SHORT EXERCISE:
In the data that follows, count each line holding the string "issue"; answer with the number only.
──────── EXERCISE INPUTS ────────
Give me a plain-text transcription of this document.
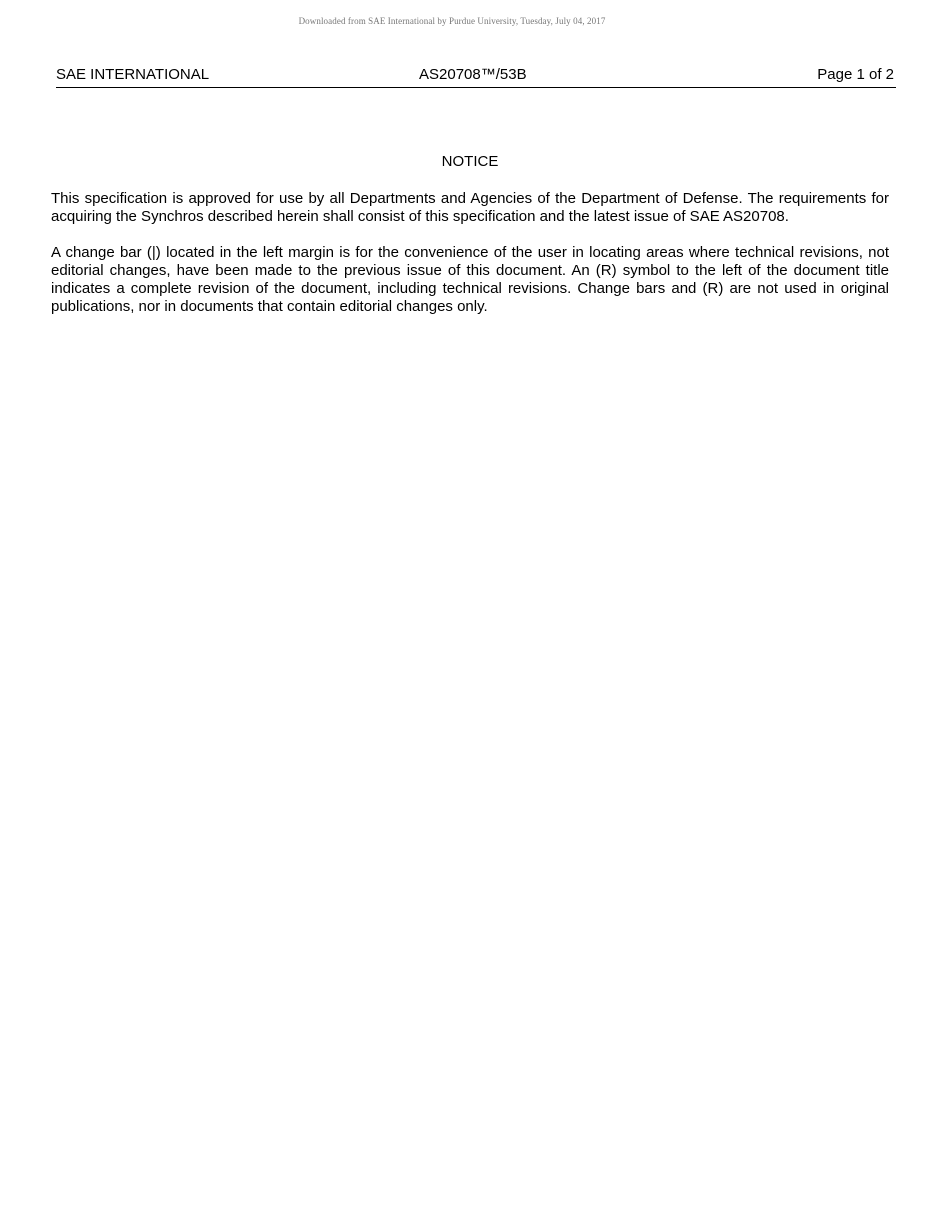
Downloaded from SAE International by Purdue University, Tuesday, July 04, 2017
SAE INTERNATIONAL	AS20708™/53B	Page 1 of 2
NOTICE

This specification is approved for use by all Departments and Agencies of the Department of Defense. The requirements for acquiring the Synchros described herein shall consist of this specification and the latest issue of SAE AS20708.

A change bar (|) located in the left margin is for the convenience of the user in locating areas where technical revisions, not editorial changes, have been made to the previous issue of this document. An (R) symbol to the left of the document title indicates a complete revision of the document, including technical revisions. Change bars and (R) are not used in original publications, nor in documents that contain editorial changes only.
────────
OUTPUT FOR THIS TASK:
2